__Exercise objective__. Write each line out exactly, leaving none out.

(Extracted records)
+---+

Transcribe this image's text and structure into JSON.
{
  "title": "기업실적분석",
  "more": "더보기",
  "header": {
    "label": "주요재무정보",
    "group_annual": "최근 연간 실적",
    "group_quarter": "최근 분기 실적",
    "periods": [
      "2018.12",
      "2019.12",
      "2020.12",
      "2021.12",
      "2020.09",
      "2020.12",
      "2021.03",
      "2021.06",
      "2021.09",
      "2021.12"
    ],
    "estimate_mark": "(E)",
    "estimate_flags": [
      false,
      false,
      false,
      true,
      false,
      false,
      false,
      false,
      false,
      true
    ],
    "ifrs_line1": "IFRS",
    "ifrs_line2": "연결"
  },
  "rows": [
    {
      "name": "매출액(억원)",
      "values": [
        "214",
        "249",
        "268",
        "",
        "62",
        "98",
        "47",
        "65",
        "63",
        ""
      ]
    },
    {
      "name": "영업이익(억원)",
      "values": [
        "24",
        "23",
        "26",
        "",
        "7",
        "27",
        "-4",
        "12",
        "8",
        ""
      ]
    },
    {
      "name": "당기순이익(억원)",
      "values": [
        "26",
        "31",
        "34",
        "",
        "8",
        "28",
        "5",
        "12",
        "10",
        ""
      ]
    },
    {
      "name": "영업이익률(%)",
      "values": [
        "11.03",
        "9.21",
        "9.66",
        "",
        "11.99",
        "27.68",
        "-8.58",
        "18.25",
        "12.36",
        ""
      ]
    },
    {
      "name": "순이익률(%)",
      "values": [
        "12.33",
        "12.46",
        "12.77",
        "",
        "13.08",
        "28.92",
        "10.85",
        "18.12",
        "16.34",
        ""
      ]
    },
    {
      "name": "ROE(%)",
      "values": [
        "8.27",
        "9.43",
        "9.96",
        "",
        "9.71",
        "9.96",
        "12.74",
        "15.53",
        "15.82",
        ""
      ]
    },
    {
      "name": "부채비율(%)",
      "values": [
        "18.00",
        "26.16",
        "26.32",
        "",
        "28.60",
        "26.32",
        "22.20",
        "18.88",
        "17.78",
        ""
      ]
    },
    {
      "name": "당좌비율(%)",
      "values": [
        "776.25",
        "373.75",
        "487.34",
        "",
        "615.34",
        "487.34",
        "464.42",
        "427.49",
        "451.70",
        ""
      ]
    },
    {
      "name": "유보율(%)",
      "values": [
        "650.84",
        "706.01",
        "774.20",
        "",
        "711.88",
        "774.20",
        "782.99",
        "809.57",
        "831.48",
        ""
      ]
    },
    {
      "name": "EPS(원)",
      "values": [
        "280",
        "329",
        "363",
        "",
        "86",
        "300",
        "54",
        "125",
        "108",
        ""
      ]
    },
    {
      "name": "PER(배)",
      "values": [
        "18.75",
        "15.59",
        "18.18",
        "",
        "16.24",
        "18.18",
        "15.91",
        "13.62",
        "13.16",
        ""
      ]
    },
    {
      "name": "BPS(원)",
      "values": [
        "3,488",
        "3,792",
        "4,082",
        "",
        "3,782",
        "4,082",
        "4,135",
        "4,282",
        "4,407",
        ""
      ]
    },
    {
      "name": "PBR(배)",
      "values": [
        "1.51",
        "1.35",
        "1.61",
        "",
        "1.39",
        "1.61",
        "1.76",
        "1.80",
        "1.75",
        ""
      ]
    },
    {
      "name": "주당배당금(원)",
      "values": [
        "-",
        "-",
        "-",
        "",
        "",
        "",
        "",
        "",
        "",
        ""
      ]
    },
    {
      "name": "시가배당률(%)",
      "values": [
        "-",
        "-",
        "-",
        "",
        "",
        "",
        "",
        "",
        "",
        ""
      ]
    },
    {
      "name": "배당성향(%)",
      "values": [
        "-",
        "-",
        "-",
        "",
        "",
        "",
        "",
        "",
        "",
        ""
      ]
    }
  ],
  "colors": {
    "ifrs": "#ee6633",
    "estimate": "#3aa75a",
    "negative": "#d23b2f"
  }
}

+---+

__Problem solution__.
Transcribe this image's text and structure into JSON.
{
  "title": "기업실적분석",
  "more": "더보기",
  "header": {
    "label": "주요재무정보",
    "group_annual": "최근 연간 실적",
    "group_quarter": "최근 분기 실적",
    "periods": [
      "2018.12",
      "2019.12",
      "2020.12",
      "2021.12",
      "2020.09",
      "2020.12",
      "2021.03",
      "2021.06",
      "2021.09",
      "2021.12"
    ],
    "estimate_mark": "(E)",
    "estimate_flags": [
      false,
      false,
      false,
      true,
      false,
      false,
      false,
      false,
      false,
      true
    ],
    "ifrs_line1": "IFRS",
    "ifrs_line2": "연결"
  },
  "rows": [
    {
      "name": "매출액(억원)",
      "values": [
        "214",
        "249",
        "268",
        "",
        "62",
        "98",
        "47",
        "65",
        "63",
        ""
      ]
    },
    {
      "name": "영업이익(억원)",
      "values": [
        "24",
        "23",
        "26",
        "",
        "7",
        "27",
        "-4",
        "12",
        "8",
        ""
      ]
    },
    {
      "name": "당기순이익(억원)",
      "values": [
        "26",
        "31",
        "34",
        "",
        "8",
        "28",
        "5",
        "12",
        "10",
        ""
      ]
    },
    {
      "name": "영업이익률(%)",
      "values": [
        "11.03",
        "9.21",
        "9.66",
        "",
        "11.99",
        "27.68",
        "-8.58",
        "18.25",
        "12.36",
        ""
      ]
    },
    {
      "name": "순이익률(%)",
      "values": [
        "12.33",
        "12.46",
        "12.77",
        "",
        "13.08",
        "28.92",
        "10.85",
        "18.12",
        "16.34",
        ""
      ]
    },
    {
      "name": "ROE(%)",
      "values": [
        "8.27",
        "9.43",
        "9.96",
        "",
        "9.71",
        "9.96",
        "12.74",
        "15.53",
        "15.82",
        ""
      ]
    },
    {
      "name": "부채비율(%)",
      "values": [
        "18.00",
        "26.16",
        "26.32",
        "",
        "28.60",
        "26.32",
        "22.20",
        "18.88",
        "17.78",
        ""
      ]
    },
    {
      "name": "당좌비율(%)",
      "values": [
        "776.25",
        "373.75",
        "487.34",
        "",
        "615.34",
        "487.34",
        "464.42",
        "427.49",
        "451.70",
        ""
      ]
    },
    {
      "name": "유보율(%)",
      "values": [
        "650.84",
        "706.01",
        "774.20",
        "",
        "711.88",
        "774.20",
        "782.99",
        "809.57",
        "831.48",
        ""
      ]
    },
    {
      "name": "EPS(원)",
      "values": [
        "280",
        "329",
        "363",
        "",
        "86",
        "300",
        "54",
        "125",
        "108",
        ""
      ]
    },
    {
      "name": "PER(배)",
      "values": [
        "18.75",
        "15.59",
        "18.18",
        "",
        "16.24",
        "18.18",
        "15.91",
        "13.62",
        "13.16",
        ""
      ]
    },
    {
      "name": "BPS(원)",
      "values": [
        "3,488",
        "3,792",
        "4,082",
        "",
        "3,782",
        "4,082",
        "4,135",
        "4,282",
        "4,407",
        ""
      ]
    },
    {
      "name": "PBR(배)",
      "values": [
        "1.51",
        "1.35",
        "1.61",
        "",
        "1.39",
        "1.61",
        "1.76",
        "1.80",
        "1.75",
        ""
      ]
    },
    {
      "name": "주당배당금(원)",
      "values": [
        "-",
        "-",
        "-",
        "",
        "",
        "",
        "",
        "",
        "",
        ""
      ]
    },
    {
      "name": "시가배당률(%)",
      "values": [
        "-",
        "-",
        "-",
        "",
        "",
        "",
        "",
        "",
        "",
        ""
      ]
    },
    {
      "name": "배당성향(%)",
      "values": [
        "-",
        "-",
        "-",
        "",
        "",
        "",
        "",
        "",
        "",
        ""
      ]
    }
  ],
  "colors": {
    "ifrs": "#ee6633",
    "estimate": "#3aa75a",
    "negative": "#d23b2f"
  }
}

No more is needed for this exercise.